> [Task objective] For every line in the records that has the word "selected", make a copy.

> [Records supplied]

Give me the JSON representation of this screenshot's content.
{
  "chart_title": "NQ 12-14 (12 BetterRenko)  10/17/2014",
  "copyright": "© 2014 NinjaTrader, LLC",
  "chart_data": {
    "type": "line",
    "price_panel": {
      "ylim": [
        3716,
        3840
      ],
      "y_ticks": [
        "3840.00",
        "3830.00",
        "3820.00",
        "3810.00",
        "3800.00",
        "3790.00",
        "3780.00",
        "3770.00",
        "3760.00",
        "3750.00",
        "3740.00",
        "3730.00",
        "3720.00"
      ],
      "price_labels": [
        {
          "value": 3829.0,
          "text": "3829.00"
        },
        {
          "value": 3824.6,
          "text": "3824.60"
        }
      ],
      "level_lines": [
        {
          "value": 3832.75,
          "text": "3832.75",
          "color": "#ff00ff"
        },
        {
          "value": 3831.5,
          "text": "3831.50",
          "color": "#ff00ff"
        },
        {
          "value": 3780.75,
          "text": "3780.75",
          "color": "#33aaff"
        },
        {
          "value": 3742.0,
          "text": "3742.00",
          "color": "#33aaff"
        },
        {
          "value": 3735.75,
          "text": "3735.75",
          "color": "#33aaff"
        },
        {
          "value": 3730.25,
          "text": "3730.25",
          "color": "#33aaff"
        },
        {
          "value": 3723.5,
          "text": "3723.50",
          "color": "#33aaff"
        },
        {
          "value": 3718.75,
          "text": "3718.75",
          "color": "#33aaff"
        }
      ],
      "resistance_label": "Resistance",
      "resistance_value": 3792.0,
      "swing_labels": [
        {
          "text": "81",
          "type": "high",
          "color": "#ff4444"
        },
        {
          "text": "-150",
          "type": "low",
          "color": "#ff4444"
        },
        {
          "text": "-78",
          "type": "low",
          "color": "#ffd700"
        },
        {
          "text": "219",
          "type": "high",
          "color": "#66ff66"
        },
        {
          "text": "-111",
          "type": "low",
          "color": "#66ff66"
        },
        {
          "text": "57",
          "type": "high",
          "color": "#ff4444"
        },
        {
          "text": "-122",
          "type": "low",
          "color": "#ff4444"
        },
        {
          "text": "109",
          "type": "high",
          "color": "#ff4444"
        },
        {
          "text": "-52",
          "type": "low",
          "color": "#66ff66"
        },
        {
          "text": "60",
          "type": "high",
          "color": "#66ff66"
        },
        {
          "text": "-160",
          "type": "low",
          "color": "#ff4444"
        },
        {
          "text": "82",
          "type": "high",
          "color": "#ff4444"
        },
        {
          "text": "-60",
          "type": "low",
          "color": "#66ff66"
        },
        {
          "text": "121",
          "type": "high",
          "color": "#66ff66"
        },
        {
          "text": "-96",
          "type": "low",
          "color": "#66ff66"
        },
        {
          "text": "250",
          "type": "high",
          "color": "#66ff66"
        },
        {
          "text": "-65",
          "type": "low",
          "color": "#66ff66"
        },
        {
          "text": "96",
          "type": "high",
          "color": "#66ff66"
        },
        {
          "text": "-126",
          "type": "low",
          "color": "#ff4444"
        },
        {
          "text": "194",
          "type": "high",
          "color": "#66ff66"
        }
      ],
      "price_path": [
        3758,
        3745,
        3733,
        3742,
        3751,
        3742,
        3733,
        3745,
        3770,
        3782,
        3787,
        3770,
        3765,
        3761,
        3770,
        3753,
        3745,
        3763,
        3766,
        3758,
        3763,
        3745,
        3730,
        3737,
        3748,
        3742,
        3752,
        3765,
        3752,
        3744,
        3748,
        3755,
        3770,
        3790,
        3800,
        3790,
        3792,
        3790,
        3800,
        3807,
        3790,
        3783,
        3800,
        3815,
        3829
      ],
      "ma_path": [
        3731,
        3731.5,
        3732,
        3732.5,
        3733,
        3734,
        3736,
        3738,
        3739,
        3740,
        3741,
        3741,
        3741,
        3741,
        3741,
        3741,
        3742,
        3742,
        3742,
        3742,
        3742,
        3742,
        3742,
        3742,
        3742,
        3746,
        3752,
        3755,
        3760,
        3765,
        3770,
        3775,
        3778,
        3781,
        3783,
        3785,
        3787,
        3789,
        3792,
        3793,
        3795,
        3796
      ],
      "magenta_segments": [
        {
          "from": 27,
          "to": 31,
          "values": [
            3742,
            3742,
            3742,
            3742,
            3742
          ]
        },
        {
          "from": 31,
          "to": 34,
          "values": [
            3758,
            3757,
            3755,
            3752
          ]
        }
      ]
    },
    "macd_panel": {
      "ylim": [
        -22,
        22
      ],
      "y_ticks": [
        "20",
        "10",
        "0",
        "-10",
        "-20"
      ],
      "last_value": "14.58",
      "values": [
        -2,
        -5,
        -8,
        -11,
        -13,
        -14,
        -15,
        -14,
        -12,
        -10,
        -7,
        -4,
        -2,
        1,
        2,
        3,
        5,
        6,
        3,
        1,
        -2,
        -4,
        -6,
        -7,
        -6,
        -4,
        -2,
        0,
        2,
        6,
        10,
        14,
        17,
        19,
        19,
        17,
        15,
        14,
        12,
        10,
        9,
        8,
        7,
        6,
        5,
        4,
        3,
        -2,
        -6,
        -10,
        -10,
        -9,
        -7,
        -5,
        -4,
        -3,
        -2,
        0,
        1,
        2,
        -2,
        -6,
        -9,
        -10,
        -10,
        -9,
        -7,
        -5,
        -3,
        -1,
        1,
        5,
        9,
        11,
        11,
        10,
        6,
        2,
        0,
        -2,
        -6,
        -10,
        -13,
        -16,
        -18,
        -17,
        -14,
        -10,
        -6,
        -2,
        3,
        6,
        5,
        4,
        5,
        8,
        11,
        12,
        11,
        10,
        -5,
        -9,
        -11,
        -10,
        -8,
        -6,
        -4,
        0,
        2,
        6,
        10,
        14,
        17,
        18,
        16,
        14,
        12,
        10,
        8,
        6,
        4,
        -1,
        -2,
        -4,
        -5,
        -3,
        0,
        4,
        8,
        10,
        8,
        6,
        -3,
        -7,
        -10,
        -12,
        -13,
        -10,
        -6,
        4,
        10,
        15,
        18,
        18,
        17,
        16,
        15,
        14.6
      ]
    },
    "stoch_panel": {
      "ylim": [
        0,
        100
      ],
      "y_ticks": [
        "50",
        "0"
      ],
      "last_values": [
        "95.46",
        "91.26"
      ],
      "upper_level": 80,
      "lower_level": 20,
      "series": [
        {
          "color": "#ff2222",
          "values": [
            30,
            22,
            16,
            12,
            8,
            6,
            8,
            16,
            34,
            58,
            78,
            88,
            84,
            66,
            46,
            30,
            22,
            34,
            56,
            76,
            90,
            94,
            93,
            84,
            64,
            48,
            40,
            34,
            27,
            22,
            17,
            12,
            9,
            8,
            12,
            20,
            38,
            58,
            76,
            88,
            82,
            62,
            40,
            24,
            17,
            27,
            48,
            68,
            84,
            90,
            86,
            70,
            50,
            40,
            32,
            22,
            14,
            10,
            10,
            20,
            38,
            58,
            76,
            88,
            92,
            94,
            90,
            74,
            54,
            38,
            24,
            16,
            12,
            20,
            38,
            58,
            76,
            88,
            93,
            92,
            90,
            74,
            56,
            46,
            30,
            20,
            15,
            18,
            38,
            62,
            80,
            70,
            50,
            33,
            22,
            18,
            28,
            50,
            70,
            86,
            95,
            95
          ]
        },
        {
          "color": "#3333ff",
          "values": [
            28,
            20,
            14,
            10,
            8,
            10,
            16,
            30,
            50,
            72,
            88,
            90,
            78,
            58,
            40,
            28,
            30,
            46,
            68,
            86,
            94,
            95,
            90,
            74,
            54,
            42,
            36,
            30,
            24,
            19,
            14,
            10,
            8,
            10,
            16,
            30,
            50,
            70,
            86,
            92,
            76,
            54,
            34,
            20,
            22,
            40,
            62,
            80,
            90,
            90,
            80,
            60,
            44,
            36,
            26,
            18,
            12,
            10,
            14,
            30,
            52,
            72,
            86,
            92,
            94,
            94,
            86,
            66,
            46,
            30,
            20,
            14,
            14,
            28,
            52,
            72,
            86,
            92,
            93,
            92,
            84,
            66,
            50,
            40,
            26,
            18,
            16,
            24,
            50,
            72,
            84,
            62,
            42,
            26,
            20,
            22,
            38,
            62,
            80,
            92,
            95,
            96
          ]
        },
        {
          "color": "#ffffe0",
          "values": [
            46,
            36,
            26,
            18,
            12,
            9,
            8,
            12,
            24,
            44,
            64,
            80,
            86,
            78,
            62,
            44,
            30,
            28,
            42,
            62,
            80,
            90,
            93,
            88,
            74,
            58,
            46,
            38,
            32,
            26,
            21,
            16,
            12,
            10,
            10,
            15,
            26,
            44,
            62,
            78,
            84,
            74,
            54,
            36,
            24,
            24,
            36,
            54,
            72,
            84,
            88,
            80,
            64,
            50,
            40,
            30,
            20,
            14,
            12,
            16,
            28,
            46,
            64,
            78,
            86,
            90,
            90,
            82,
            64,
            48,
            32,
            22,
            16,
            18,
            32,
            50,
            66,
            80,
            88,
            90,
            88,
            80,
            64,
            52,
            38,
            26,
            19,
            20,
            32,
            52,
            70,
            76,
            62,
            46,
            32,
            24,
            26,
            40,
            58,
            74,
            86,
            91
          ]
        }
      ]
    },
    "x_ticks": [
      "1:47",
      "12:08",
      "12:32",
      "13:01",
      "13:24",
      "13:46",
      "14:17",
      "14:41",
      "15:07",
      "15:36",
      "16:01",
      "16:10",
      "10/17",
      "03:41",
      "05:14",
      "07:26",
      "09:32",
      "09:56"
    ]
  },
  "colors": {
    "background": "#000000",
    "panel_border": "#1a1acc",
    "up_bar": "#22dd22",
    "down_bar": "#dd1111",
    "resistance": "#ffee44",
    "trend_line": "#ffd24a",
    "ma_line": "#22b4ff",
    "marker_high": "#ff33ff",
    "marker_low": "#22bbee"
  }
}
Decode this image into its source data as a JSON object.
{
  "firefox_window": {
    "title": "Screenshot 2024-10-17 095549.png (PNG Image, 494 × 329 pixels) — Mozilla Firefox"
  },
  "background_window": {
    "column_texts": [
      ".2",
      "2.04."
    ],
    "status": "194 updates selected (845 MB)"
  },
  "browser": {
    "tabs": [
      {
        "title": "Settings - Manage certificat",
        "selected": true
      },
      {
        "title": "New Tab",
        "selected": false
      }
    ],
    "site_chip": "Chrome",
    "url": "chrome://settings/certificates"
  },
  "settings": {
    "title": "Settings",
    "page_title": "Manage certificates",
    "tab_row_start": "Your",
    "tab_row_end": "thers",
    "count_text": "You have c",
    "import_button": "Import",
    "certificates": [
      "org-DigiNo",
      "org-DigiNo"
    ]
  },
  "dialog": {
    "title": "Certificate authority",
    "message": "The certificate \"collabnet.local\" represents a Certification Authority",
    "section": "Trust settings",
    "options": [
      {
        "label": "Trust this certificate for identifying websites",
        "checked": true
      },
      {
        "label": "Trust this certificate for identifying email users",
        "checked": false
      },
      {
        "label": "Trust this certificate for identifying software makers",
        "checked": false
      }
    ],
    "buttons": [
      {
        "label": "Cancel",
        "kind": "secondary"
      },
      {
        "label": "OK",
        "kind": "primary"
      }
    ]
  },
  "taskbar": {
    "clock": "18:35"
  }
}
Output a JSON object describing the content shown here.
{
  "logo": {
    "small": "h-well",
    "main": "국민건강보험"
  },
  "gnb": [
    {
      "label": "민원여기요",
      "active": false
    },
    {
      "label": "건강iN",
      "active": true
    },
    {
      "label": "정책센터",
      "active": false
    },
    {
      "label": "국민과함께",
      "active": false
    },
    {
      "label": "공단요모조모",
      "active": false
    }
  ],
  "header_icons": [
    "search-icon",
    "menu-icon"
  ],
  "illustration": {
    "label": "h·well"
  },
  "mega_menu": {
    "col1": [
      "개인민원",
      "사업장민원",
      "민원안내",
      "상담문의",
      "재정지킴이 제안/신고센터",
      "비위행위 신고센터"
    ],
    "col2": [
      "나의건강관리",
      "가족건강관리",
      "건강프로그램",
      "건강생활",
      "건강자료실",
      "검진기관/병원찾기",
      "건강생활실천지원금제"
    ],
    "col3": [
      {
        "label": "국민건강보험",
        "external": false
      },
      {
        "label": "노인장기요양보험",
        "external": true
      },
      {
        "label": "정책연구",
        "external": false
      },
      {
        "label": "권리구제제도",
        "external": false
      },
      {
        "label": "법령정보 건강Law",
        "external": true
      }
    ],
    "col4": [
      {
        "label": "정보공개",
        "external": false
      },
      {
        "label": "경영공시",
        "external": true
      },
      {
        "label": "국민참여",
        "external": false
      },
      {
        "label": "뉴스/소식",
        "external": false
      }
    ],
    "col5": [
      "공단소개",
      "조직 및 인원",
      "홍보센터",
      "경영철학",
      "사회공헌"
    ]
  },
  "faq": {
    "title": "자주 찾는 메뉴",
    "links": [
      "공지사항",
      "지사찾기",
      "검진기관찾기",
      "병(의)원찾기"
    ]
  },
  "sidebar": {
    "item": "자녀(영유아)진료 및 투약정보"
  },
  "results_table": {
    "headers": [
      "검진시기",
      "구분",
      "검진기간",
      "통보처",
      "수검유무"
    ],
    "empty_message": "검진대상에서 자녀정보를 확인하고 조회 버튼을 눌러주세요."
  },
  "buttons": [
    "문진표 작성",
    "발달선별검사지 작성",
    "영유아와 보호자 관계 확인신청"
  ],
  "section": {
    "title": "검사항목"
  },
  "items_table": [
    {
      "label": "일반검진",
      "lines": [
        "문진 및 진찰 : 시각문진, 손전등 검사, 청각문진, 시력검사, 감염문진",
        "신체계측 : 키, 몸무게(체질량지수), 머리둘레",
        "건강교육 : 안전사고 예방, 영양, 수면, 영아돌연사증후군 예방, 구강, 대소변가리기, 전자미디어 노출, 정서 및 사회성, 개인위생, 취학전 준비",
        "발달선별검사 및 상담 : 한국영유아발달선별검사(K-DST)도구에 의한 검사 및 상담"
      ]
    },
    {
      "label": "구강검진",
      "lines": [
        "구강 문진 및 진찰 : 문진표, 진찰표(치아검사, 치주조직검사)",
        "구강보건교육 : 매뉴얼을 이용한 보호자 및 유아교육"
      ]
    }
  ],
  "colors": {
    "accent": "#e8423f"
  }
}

> [Task answer]
    "status": "194 updates selected (845 MB)"
        "selected": true
        "selected": false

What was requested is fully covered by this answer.